§ Problem 1
Using the forum post on limiting Slurm job starts below, decide whether each statement agrees with the post: (a) users are currently limited to 80 percent of the available resources; (b) the problem jobs can be spotted ahead of time from their submit options; (c) the writer found earlier discussion of this idea in the archives. For each, answer yes or no and quote the deciding words of the post.

··· Selected text

Hello

   We have another batch of new users and some more batches of large array jobs with very short runtimes due to errors in the jobs or just by design. Trying to deal with these issues, Setting ArrayTaskThrottle and user education, I had a thought that it would be very nice to have a limit on how many jobs can start in a given minute for users, so if they posted a 200000 array job with 15 second tasks then the scheduler wouldn’t launch more than a 100 or 200 per minute and be less likely to bog down, but if they had longer runtimes (1 hour +) it would take a few extra minutes to start using all the resources they are allowed to but not add much overall delay to the whole set of jobs.

 

I thought about adding something to our CLI filter, but usually these jobs are asking for a runtime of 3-4 hours even though they run for <30 seconds so the submit options don’t indicate the problem jobs ahead of time.

 

We currently limit our users to %80 of the available resources which is way more than slurm needs to bog down with fast turnover jobs, but we have users who complain that they can’t use that other 20% when the cluster is not busy so putting in lower default restrictions is not currently an option.

 

Has this already been discussed and isn’t feasible for technical reasons? (Not finding anything like this yet searching the archives)

 

I think slurm used have a feature request severity on their bug submission site. Is there a severity level they prefer to have suggested requests like this?

 

Thanks

······

§ Problem 2
Output the rows that follow, from their first line up to and including the line that contains "480, 140, 526]".

··· Available data

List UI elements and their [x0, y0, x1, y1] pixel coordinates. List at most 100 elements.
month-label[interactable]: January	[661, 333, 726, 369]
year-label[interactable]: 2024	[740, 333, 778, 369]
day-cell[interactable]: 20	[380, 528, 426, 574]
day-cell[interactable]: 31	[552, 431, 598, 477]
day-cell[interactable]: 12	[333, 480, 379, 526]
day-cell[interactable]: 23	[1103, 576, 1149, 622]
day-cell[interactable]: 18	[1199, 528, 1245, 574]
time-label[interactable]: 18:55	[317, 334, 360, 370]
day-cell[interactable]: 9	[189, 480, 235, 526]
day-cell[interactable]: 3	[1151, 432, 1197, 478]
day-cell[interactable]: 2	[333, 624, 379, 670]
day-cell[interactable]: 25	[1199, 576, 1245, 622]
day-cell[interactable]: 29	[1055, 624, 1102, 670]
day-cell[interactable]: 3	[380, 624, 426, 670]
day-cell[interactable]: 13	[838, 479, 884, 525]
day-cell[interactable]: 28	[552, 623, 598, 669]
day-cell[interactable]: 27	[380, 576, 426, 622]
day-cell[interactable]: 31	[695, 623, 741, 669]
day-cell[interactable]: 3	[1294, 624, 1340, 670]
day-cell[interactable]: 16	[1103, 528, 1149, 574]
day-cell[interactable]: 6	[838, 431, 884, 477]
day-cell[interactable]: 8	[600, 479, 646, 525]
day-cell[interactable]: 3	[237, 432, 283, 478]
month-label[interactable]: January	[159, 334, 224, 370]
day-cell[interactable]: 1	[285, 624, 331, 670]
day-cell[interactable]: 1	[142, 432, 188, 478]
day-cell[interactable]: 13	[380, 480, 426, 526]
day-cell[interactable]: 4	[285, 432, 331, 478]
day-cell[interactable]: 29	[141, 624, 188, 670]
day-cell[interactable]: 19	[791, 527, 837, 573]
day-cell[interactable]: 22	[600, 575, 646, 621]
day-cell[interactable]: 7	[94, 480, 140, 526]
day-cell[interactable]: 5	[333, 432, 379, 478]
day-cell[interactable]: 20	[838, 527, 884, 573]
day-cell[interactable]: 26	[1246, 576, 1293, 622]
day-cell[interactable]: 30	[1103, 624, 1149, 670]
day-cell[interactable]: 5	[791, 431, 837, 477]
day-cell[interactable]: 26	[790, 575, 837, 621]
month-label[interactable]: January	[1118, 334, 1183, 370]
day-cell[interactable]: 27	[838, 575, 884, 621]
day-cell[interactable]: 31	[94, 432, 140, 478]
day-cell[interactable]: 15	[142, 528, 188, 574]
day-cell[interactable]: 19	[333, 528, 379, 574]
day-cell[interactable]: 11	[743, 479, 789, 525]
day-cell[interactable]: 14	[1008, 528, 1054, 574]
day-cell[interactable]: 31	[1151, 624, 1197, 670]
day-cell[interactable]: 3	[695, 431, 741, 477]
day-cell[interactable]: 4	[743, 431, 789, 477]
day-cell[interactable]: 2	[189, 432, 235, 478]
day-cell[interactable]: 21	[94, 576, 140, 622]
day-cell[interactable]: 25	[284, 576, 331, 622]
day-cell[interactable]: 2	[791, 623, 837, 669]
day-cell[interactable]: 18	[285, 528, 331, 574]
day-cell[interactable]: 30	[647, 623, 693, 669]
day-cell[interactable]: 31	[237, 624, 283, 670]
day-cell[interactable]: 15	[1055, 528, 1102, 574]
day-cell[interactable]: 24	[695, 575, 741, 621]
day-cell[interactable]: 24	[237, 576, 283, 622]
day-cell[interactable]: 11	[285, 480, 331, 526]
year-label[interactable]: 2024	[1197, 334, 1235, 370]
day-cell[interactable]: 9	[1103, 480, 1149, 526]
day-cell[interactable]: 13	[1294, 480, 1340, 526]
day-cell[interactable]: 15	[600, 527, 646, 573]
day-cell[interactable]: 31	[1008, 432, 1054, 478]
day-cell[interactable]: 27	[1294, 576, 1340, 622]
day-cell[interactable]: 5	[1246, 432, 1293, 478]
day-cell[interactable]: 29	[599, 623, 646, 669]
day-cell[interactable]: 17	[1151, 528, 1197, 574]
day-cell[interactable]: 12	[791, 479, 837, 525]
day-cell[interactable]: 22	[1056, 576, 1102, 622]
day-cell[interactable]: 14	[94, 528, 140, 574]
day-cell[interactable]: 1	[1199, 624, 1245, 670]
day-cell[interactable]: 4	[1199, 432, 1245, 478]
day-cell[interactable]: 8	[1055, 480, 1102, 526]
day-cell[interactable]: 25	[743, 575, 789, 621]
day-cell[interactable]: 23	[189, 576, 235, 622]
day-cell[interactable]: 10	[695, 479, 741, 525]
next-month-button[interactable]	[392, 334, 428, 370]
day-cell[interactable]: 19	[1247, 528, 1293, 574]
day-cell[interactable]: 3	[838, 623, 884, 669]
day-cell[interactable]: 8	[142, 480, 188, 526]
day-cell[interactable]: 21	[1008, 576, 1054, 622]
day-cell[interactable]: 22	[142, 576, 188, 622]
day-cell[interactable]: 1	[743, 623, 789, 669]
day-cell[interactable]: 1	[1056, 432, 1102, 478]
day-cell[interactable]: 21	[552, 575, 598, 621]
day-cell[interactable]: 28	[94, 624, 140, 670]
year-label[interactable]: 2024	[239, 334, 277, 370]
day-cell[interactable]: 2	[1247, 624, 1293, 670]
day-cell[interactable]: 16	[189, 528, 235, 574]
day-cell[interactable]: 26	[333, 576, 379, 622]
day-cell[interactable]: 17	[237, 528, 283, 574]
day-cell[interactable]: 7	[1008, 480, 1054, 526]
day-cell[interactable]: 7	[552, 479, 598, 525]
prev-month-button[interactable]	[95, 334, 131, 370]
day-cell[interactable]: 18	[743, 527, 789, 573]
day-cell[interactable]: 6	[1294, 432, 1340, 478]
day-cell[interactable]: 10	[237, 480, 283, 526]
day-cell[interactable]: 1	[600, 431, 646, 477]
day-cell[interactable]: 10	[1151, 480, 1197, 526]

······

§ Expected output 1
(a) Yes: "We currently limit our users to %80 of the available resources"
(b) No: "so the submit options don’t indicate the problem jobs ahead of time"
(c) No: "(Not finding anything like this yet searching the archives)"

§ Expected output 2
List UI elements and their [x0, y0, x1, y1] pixel coordinates. List at most 100 elements.
month-label[interactable]: January	[661, 333, 726, 369]
year-label[interactable]: 2024	[740, 333, 778, 369]
day-cell[interactable]: 20	[380, 528, 426, 574]
day-cell[interactable]: 31	[552, 431, 598, 477]
day-cell[interactable]: 12	[333, 480, 379, 526]
day-cell[interactable]: 23	[1103, 576, 1149, 622]
day-cell[interactable]: 18	[1199, 528, 1245, 574]
time-label[interactable]: 18:55	[317, 334, 360, 370]
day-cell[interactable]: 9	[189, 480, 235, 526]
day-cell[interactable]: 3	[1151, 432, 1197, 478]
day-cell[interactable]: 2	[333, 624, 379, 670]
day-cell[interactable]: 25	[1199, 576, 1245, 622]
day-cell[interactable]: 29	[1055, 624, 1102, 670]
day-cell[interactable]: 3	[380, 624, 426, 670]
day-cell[interactable]: 13	[838, 479, 884, 525]
day-cell[interactable]: 28	[552, 623, 598, 669]
day-cell[interactable]: 27	[380, 576, 426, 622]
day-cell[interactable]: 31	[695, 623, 741, 669]
day-cell[interactable]: 3	[1294, 624, 1340, 670]
day-cell[interactable]: 16	[1103, 528, 1149, 574]
day-cell[interactable]: 6	[838, 431, 884, 477]
day-cell[interactable]: 8	[600, 479, 646, 525]
day-cell[interactable]: 3	[237, 432, 283, 478]
month-label[interactable]: January	[159, 334, 224, 370]
day-cell[interactable]: 1	[285, 624, 331, 670]
day-cell[interactable]: 1	[142, 432, 188, 478]
day-cell[interactable]: 13	[380, 480, 426, 526]
day-cell[interactable]: 4	[285, 432, 331, 478]
day-cell[interactable]: 29	[141, 624, 188, 670]
day-cell[interactable]: 19	[791, 527, 837, 573]
day-cell[interactable]: 22	[600, 575, 646, 621]
day-cell[interactable]: 7	[94, 480, 140, 526]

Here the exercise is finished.